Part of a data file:

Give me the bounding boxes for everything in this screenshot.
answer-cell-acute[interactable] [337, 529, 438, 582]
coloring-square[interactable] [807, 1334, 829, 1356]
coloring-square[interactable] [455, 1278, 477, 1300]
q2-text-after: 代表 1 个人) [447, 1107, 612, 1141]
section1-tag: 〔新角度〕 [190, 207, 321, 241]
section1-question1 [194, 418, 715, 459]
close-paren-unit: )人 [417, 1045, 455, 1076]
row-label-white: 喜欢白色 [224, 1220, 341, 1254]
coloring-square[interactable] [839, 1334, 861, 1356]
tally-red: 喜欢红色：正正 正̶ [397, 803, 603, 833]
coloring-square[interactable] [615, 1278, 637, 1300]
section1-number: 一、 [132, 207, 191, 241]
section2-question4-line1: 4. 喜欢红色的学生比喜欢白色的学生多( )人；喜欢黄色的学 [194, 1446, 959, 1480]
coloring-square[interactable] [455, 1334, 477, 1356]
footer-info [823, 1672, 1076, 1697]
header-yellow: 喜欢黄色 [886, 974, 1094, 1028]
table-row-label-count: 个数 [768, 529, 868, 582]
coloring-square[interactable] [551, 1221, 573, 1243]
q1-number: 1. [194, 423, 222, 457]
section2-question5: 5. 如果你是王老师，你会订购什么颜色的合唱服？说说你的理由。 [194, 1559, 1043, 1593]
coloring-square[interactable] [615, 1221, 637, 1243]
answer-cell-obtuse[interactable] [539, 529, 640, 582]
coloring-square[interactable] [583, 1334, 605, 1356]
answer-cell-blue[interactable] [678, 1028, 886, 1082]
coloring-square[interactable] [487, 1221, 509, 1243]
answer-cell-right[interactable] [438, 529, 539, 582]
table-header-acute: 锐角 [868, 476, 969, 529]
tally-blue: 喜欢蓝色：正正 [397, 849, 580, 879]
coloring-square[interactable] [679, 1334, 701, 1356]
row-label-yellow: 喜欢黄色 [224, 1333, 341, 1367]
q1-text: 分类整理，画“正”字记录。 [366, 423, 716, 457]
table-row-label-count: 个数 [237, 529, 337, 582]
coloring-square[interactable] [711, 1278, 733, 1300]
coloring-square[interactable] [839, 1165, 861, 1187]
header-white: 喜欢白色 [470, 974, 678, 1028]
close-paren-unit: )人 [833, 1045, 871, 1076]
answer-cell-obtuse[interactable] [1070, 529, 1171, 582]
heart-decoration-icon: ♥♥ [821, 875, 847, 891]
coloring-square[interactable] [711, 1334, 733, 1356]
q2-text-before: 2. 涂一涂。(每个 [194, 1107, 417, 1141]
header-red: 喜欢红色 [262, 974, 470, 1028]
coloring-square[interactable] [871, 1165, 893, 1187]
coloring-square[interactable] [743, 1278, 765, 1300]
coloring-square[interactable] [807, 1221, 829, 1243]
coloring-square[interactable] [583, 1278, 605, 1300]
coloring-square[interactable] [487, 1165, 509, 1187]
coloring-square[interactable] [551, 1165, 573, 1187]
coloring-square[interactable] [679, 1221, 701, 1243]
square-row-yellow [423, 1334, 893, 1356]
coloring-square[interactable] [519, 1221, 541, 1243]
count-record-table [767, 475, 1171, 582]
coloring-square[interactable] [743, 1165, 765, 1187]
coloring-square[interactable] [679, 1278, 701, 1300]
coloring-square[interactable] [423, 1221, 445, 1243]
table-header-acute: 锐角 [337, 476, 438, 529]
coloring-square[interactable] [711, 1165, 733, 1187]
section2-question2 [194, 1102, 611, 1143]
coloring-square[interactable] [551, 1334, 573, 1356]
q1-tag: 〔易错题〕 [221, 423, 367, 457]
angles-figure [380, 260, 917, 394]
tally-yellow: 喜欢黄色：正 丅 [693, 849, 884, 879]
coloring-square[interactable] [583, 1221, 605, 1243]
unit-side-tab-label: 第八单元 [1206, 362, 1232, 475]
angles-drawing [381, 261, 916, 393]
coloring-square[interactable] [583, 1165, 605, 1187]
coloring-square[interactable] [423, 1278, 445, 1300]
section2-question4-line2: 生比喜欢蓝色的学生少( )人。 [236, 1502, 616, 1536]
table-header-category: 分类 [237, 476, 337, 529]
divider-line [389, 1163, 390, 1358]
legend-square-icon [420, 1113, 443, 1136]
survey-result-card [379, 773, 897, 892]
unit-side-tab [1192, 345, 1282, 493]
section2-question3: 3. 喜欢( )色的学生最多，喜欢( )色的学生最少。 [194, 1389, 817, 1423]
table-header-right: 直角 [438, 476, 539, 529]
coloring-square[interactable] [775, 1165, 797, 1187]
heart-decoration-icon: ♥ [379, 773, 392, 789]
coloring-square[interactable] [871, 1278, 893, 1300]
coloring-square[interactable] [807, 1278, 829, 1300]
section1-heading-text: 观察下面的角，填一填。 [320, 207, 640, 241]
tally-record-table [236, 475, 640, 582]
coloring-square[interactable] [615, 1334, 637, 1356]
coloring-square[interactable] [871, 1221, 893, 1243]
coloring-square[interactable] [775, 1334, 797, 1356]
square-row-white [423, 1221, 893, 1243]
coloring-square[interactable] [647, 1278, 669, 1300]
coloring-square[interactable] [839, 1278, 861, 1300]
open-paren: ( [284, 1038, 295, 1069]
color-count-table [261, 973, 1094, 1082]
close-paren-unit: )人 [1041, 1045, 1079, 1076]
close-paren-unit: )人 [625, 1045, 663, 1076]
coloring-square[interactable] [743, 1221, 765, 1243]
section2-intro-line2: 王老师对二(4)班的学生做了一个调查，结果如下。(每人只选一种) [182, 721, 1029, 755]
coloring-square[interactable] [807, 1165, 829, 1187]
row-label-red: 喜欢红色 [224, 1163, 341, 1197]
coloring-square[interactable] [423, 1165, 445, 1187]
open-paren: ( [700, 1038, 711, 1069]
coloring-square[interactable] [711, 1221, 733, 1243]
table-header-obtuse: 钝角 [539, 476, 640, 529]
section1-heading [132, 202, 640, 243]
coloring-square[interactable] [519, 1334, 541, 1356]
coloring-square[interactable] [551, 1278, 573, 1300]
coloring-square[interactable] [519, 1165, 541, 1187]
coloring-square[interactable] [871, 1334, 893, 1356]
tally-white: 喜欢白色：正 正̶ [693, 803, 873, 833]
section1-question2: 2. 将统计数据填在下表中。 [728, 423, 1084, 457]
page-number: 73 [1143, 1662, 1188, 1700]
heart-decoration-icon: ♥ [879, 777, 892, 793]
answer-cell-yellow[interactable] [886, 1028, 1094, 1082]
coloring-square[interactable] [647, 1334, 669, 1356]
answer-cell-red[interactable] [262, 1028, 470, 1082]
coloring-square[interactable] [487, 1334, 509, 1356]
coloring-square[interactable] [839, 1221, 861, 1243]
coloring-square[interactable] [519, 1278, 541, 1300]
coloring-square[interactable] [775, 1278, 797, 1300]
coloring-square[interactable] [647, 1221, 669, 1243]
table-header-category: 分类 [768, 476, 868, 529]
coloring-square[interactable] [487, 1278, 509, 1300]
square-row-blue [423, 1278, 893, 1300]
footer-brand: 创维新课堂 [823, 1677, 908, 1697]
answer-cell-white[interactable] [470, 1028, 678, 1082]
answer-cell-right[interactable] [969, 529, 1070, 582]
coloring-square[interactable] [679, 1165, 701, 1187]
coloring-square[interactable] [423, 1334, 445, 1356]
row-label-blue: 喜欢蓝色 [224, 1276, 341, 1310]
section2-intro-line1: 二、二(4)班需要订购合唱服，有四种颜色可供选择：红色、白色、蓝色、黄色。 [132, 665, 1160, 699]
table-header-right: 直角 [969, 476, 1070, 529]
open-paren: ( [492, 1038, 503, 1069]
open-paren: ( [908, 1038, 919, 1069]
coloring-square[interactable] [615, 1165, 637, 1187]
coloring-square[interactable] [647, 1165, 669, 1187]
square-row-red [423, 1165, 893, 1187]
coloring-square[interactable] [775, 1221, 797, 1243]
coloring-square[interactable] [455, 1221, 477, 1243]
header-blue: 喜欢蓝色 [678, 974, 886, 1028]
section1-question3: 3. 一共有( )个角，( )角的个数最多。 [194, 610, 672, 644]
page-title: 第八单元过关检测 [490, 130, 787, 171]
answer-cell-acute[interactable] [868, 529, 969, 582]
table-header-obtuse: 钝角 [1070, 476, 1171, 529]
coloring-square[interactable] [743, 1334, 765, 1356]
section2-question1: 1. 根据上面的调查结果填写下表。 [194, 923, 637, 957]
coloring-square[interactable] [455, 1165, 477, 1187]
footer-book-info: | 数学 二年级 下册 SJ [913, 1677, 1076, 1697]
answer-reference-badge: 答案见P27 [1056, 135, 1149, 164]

#### [Written request]
Rewrite the listing from its start through the line holding "section1-question1 [194, 418, 715, 459]", inclusive, putting "color-box" wherever "coloring-square" appears and leaving everything else unchanged.

#### [Answer to the task]
Give me the bounding boxes for everything in this screenshot.
answer-cell-acute[interactable] [337, 529, 438, 582]
color-box[interactable] [807, 1334, 829, 1356]
color-box[interactable] [455, 1278, 477, 1300]
q2-text-after: 代表 1 个人) [447, 1107, 612, 1141]
section1-tag: 〔新角度〕 [190, 207, 321, 241]
section1-question1 [194, 418, 715, 459]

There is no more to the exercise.